YOUR OBJECTIVE: In the data that follows, count the lines in which the word "victoire" occurs, and report that figure alone.

## Begin DATA SECTION

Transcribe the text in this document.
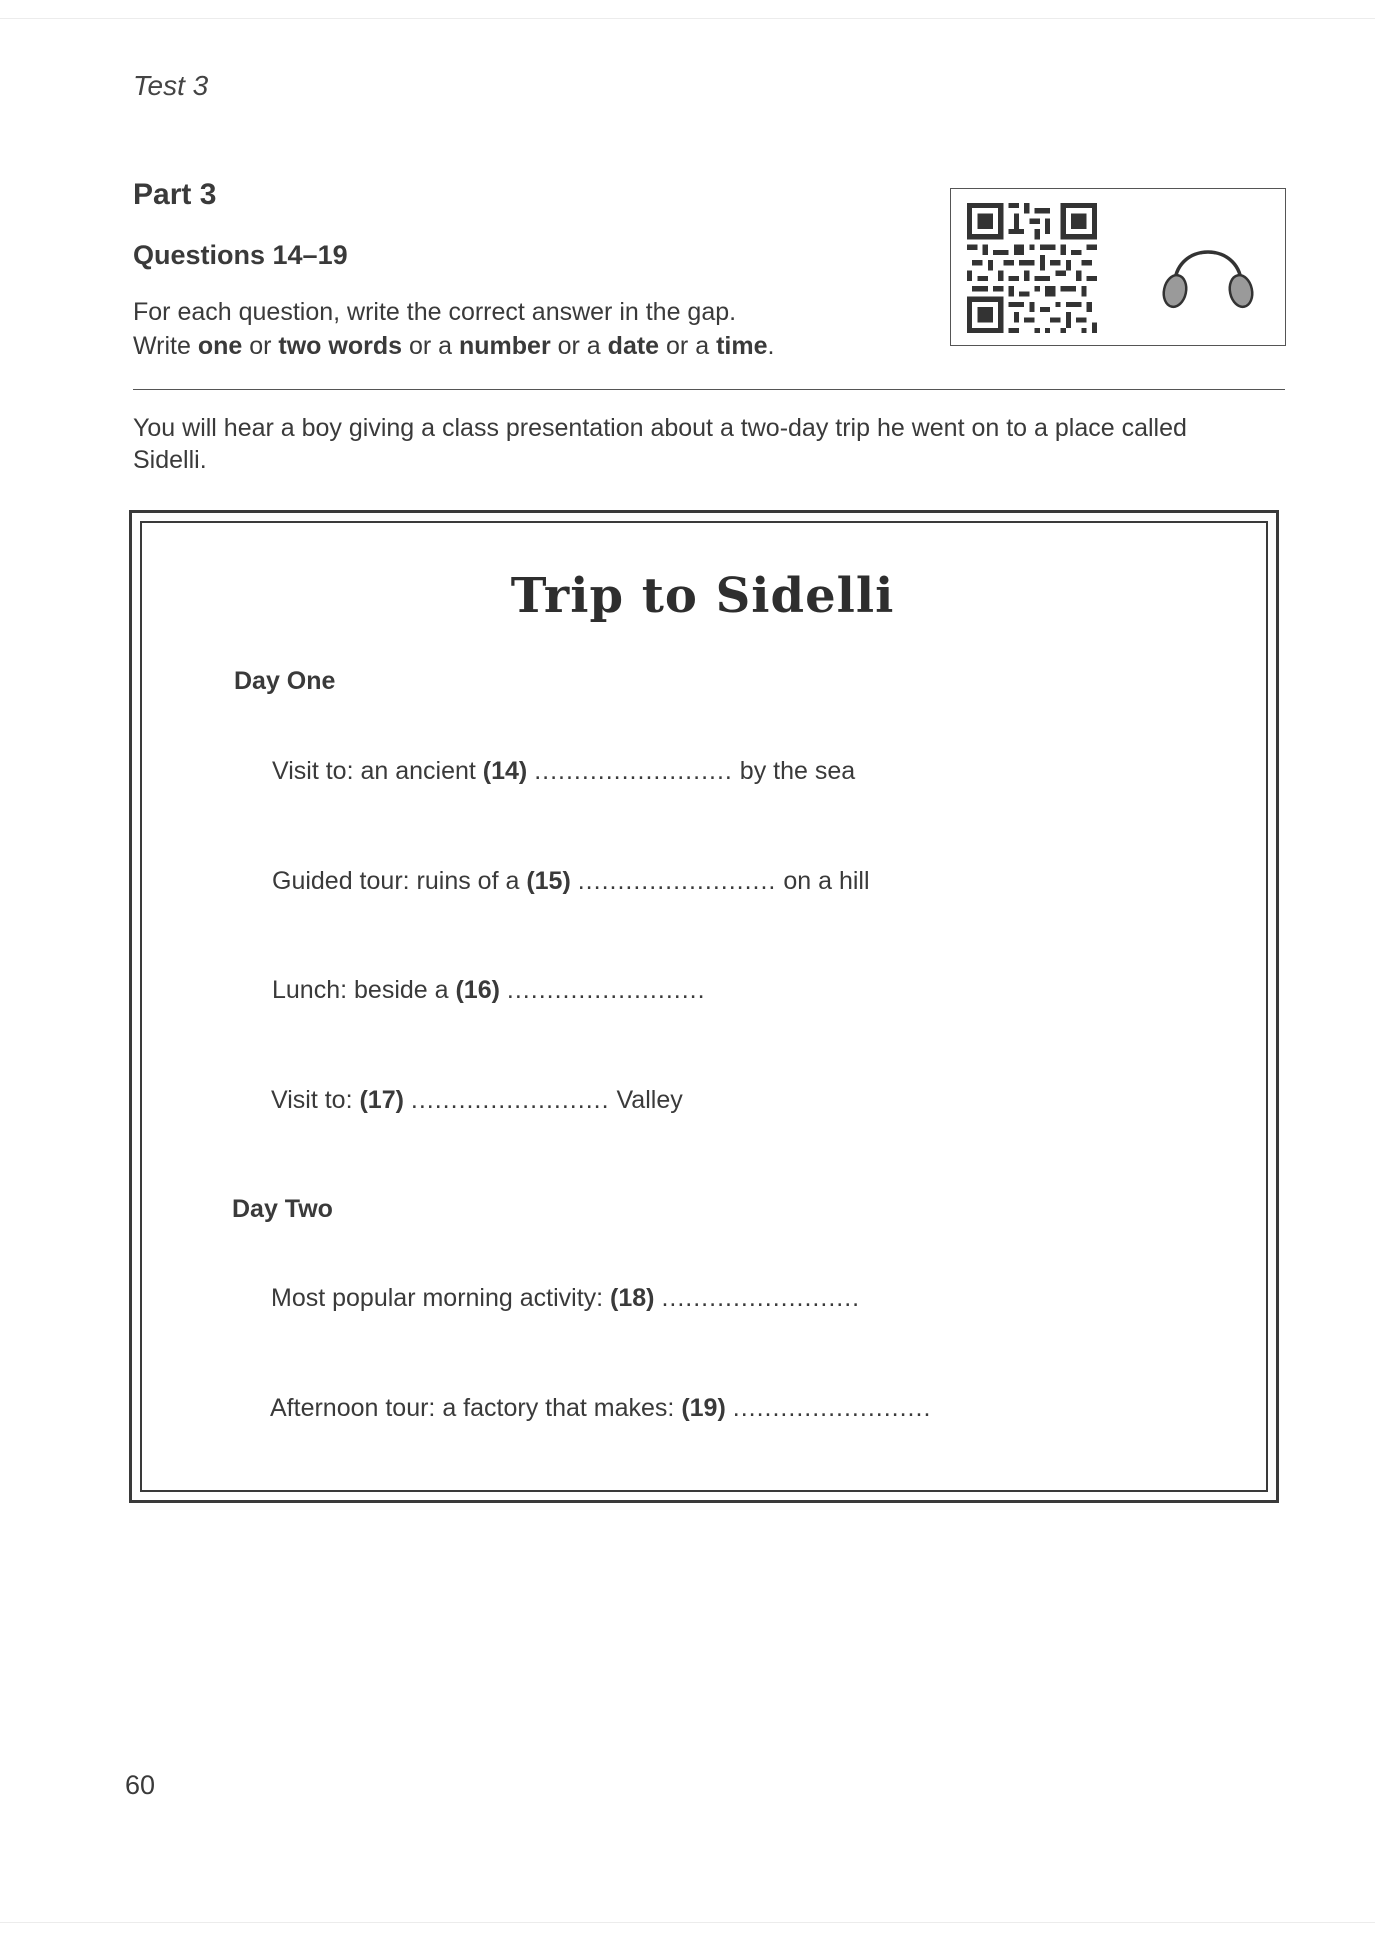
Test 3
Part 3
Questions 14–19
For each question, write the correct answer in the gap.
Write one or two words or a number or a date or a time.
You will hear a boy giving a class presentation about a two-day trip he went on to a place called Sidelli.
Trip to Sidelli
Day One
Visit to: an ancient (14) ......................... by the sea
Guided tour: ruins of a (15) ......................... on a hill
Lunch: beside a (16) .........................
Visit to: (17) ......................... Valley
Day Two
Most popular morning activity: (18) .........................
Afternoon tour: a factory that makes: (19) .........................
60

## End DATA SECTION
## Begin DATA SECTION

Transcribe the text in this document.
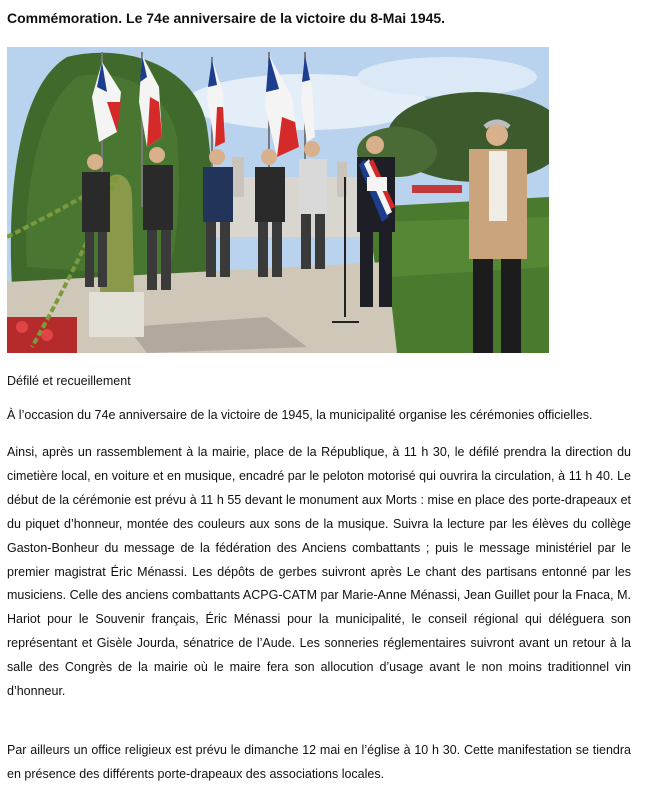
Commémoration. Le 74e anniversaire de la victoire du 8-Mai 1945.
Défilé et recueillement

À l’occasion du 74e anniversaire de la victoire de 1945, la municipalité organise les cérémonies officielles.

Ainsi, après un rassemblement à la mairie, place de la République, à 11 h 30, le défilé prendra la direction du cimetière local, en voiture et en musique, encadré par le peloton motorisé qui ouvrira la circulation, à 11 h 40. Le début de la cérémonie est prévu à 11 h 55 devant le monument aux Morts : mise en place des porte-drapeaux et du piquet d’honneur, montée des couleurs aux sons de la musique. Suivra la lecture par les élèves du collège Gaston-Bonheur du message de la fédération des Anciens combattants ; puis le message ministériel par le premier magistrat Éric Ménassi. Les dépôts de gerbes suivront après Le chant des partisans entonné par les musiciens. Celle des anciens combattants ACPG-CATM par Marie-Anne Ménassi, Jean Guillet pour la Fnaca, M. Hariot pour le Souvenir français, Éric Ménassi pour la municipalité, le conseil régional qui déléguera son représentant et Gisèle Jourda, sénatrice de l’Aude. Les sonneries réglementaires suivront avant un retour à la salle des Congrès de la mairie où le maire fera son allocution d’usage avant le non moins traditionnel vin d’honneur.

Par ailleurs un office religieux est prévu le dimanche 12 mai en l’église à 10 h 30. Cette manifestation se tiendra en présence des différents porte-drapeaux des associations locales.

## End DATA SECTION
## Begin DATA SECTION

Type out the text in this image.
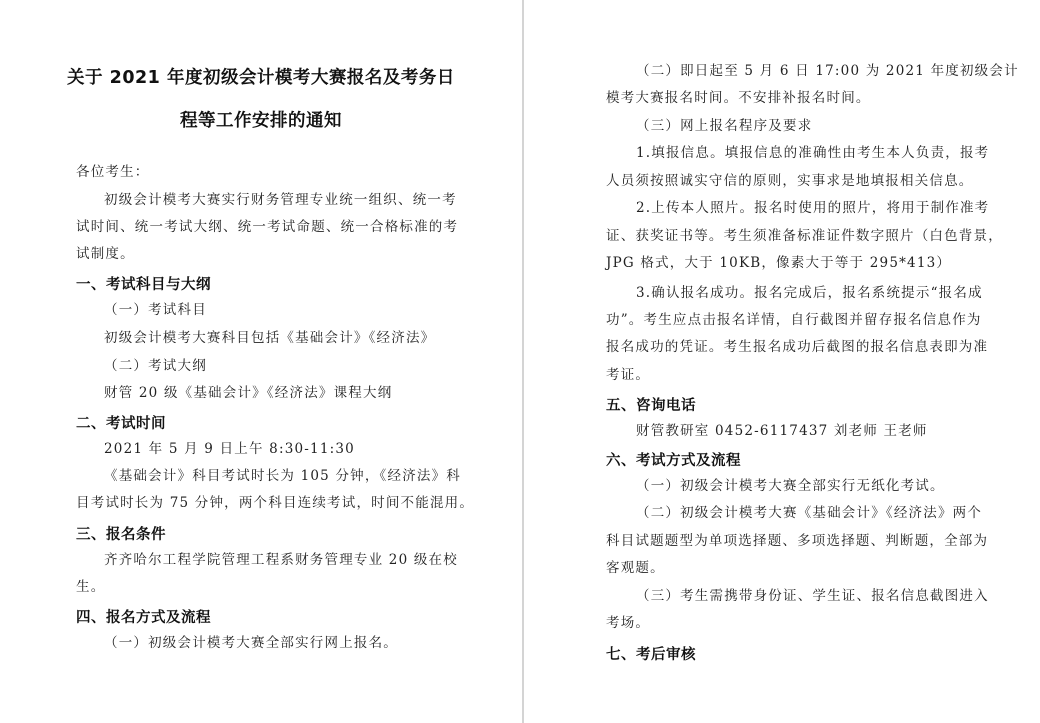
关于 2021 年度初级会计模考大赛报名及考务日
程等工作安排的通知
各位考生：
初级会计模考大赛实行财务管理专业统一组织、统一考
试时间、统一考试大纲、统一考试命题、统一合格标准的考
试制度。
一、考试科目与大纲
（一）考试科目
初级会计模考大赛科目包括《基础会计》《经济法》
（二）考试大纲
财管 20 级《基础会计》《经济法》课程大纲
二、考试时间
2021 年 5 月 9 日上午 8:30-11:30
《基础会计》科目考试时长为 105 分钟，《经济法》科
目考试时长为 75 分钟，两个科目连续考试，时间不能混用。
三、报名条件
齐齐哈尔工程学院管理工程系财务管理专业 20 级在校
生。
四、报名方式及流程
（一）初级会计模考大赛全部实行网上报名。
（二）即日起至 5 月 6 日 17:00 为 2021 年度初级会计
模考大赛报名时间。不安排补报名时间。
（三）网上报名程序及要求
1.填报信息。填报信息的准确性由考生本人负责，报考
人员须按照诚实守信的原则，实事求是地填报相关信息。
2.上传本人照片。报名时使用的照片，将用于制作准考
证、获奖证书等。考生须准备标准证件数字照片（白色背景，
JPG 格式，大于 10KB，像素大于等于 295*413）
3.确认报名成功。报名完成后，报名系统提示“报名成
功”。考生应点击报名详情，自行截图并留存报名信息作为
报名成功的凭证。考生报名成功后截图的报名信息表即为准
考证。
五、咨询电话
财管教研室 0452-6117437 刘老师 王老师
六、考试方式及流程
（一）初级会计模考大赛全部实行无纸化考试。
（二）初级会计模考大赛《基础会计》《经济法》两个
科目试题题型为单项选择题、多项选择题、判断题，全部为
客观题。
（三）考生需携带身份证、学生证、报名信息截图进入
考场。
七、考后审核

## End DATA SECTION

RESULT: 2